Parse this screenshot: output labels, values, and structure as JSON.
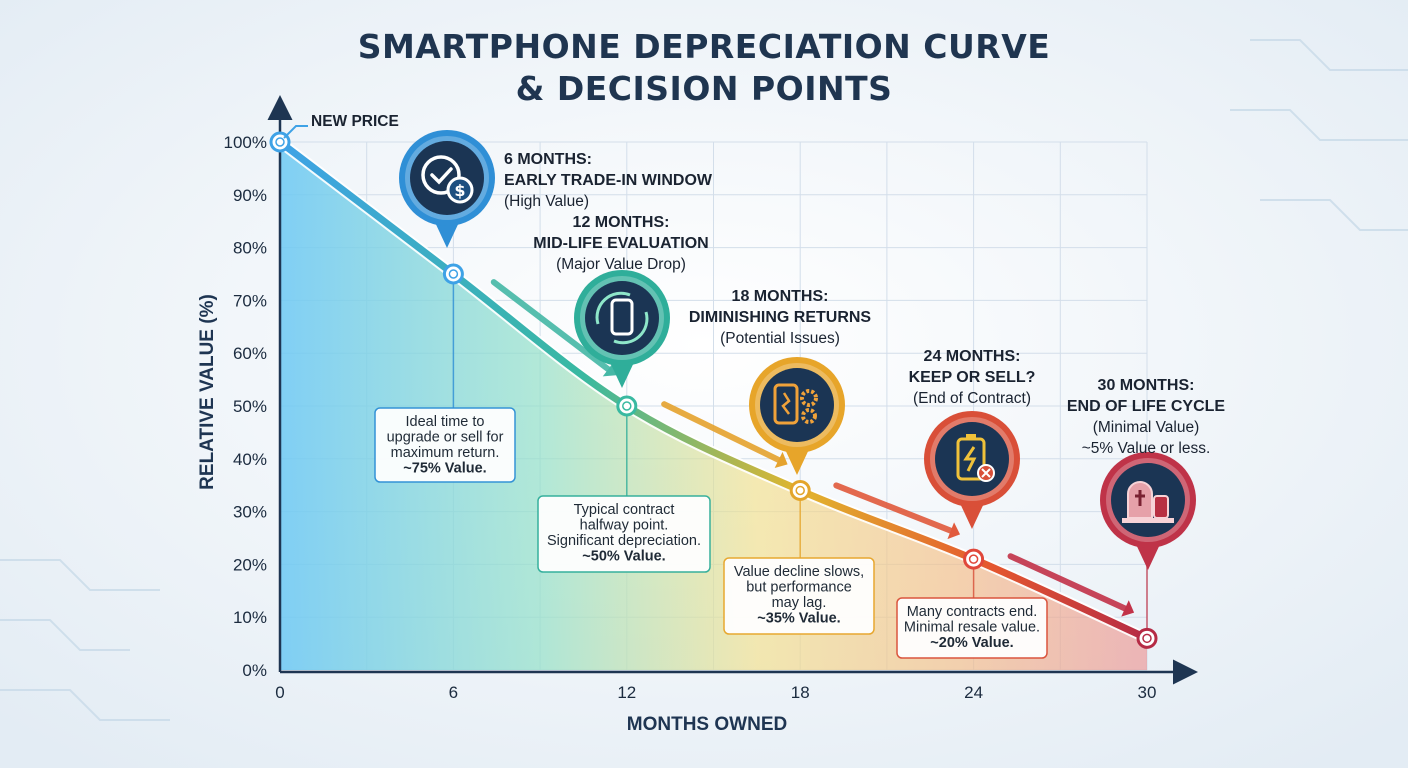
{
  "title_lines": [
    "SMARTPHONE DEPRECIATION CURVE",
    "& DECISION POINTS"
  ],
  "new_price_label": "NEW PRICE",
  "chart_data": {
    "type": "line",
    "title": "SMARTPHONE DEPRECIATION CURVE & DECISION POINTS",
    "xlabel": "MONTHS OWNED",
    "ylabel": "RELATIVE VALUE (%)",
    "xlim": [
      0,
      30
    ],
    "ylim": [
      0,
      100
    ],
    "x_ticks": [
      "0",
      "6",
      "12",
      "18",
      "24",
      "30"
    ],
    "y_ticks": [
      "0%",
      "10%",
      "20%",
      "30%",
      "40%",
      "50%",
      "60%",
      "70%",
      "80%",
      "90%",
      "100%"
    ],
    "grid": true,
    "x": [
      0,
      6,
      12,
      18,
      24,
      30
    ],
    "y": [
      100,
      75,
      50,
      34,
      21,
      6
    ]
  },
  "milestones": [
    {
      "month": 6,
      "icon": "money-check-icon",
      "color": "#2f8fd6",
      "title_lines": [
        "6 MONTHS:",
        "EARLY TRADE-IN WINDOW"
      ],
      "sub_lines": [
        "(High Value)"
      ],
      "box_lines": [
        "Ideal time to",
        "upgrade or sell for",
        "maximum return."
      ],
      "box_value": "~75% Value."
    },
    {
      "month": 12,
      "icon": "phone-cycle-icon",
      "color": "#2fae9a",
      "title_lines": [
        "12 MONTHS:",
        "MID-LIFE EVALUATION"
      ],
      "sub_lines": [
        "(Major Value Drop)"
      ],
      "box_lines": [
        "Typical contract",
        "halfway point.",
        "Significant depreciation."
      ],
      "box_value": "~50% Value."
    },
    {
      "month": 18,
      "icon": "broken-phone-gears-icon",
      "color": "#e7a52a",
      "title_lines": [
        "18 MONTHS:",
        "DIMINISHING RETURNS"
      ],
      "sub_lines": [
        "(Potential Issues)"
      ],
      "box_lines": [
        "Value decline slows,",
        "but performance",
        "may lag."
      ],
      "box_value": "~35% Value."
    },
    {
      "month": 24,
      "icon": "dead-battery-icon",
      "color": "#d94f38",
      "title_lines": [
        "24 MONTHS:",
        "KEEP OR SELL?"
      ],
      "sub_lines": [
        "(End of Contract)"
      ],
      "box_lines": [
        "Many contracts end.",
        "Minimal resale value."
      ],
      "box_value": "~20% Value."
    },
    {
      "month": 30,
      "icon": "tombstone-phone-icon",
      "color": "#bf3348",
      "title_lines": [
        "30 MONTHS:",
        "END OF LIFE CYCLE"
      ],
      "sub_lines": [
        "(Minimal Value)",
        "~5% Value or less."
      ],
      "box_lines": [],
      "box_value": ""
    }
  ]
}
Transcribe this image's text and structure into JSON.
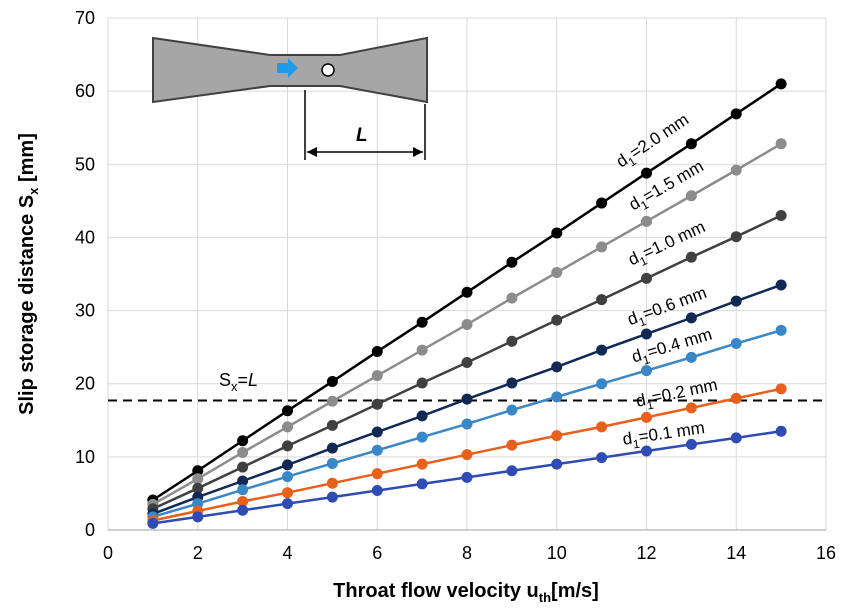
{
  "chart_data": {
    "type": "line",
    "xlabel": {
      "main": "Throat flow velocity u",
      "sub": "th",
      "tail": "[m/s]"
    },
    "ylabel": {
      "main": "Slip storage distance S",
      "sub": "x",
      "tail": " [mm]"
    },
    "xlim": [
      0,
      16
    ],
    "ylim": [
      0,
      70
    ],
    "xticks": [
      "0",
      "2",
      "4",
      "6",
      "8",
      "10",
      "12",
      "14",
      "16"
    ],
    "yticks": [
      "0",
      "10",
      "20",
      "30",
      "40",
      "50",
      "60",
      "70"
    ],
    "grid": true,
    "x": [
      1,
      2,
      3,
      4,
      5,
      6,
      7,
      8,
      9,
      10,
      11,
      12,
      13,
      14,
      15
    ],
    "series": [
      {
        "name": "d1=2.0 mm",
        "label": {
          "d": "d",
          "sub": "1",
          "rest": "=2.0 mm"
        },
        "color": "#000000",
        "values": [
          4.1,
          8.1,
          12.2,
          16.3,
          20.3,
          24.4,
          28.4,
          32.5,
          36.6,
          40.6,
          44.7,
          48.8,
          52.8,
          56.9,
          61.0
        ]
      },
      {
        "name": "d1=1.5 mm",
        "label": {
          "d": "d",
          "sub": "1",
          "rest": "=1.5 mm"
        },
        "color": "#8c8c8c",
        "values": [
          3.5,
          7.0,
          10.6,
          14.1,
          17.6,
          21.1,
          24.6,
          28.1,
          31.7,
          35.2,
          38.7,
          42.2,
          45.7,
          49.2,
          52.8
        ]
      },
      {
        "name": "d1=1.0 mm",
        "label": {
          "d": "d",
          "sub": "1",
          "rest": "=1.0 mm"
        },
        "color": "#404040",
        "values": [
          2.9,
          5.7,
          8.6,
          11.5,
          14.3,
          17.2,
          20.1,
          22.9,
          25.8,
          28.7,
          31.5,
          34.4,
          37.3,
          40.1,
          43.0
        ]
      },
      {
        "name": "d1=0.6 mm",
        "label": {
          "d": "d",
          "sub": "1",
          "rest": "=0.6 mm"
        },
        "color": "#102a55",
        "values": [
          2.2,
          4.5,
          6.7,
          8.9,
          11.2,
          13.4,
          15.6,
          17.9,
          20.1,
          22.3,
          24.6,
          26.8,
          29.0,
          31.3,
          33.5
        ]
      },
      {
        "name": "d1=0.4 mm",
        "label": {
          "d": "d",
          "sub": "1",
          "rest": "=0.4 mm"
        },
        "color": "#3a87c8",
        "values": [
          1.8,
          3.6,
          5.5,
          7.3,
          9.1,
          10.9,
          12.7,
          14.5,
          16.4,
          18.2,
          20.0,
          21.8,
          23.6,
          25.5,
          27.3
        ]
      },
      {
        "name": "d1=0.2 mm",
        "label": {
          "d": "d",
          "sub": "1",
          "rest": "=0.2 mm"
        },
        "color": "#e8601c",
        "values": [
          1.3,
          2.6,
          3.9,
          5.1,
          6.4,
          7.7,
          9.0,
          10.3,
          11.6,
          12.9,
          14.1,
          15.4,
          16.7,
          18.0,
          19.3
        ]
      },
      {
        "name": "d1=0.1 mm",
        "label": {
          "d": "d",
          "sub": "1",
          "rest": "=0.1 mm"
        },
        "color": "#2e4cb3",
        "values": [
          0.9,
          1.8,
          2.7,
          3.6,
          4.5,
          5.4,
          6.3,
          7.2,
          8.1,
          9.0,
          9.9,
          10.8,
          11.7,
          12.6,
          13.5
        ]
      }
    ],
    "reference_line": {
      "y": 17.7,
      "label": {
        "s": "S",
        "sub": "x",
        "rest": "=",
        "L": "L"
      },
      "style": "dashed"
    },
    "inset": {
      "length_label": "L"
    }
  }
}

— Set task —
Pick out each line above that includes "icon" and show it.

— Full solution —
      "icon": "money-check-icon",
      "icon": "phone-cycle-icon",
      "icon": "broken-phone-gears-icon",
      "icon": "dead-battery-icon",
      "icon": "tombstone-phone-icon",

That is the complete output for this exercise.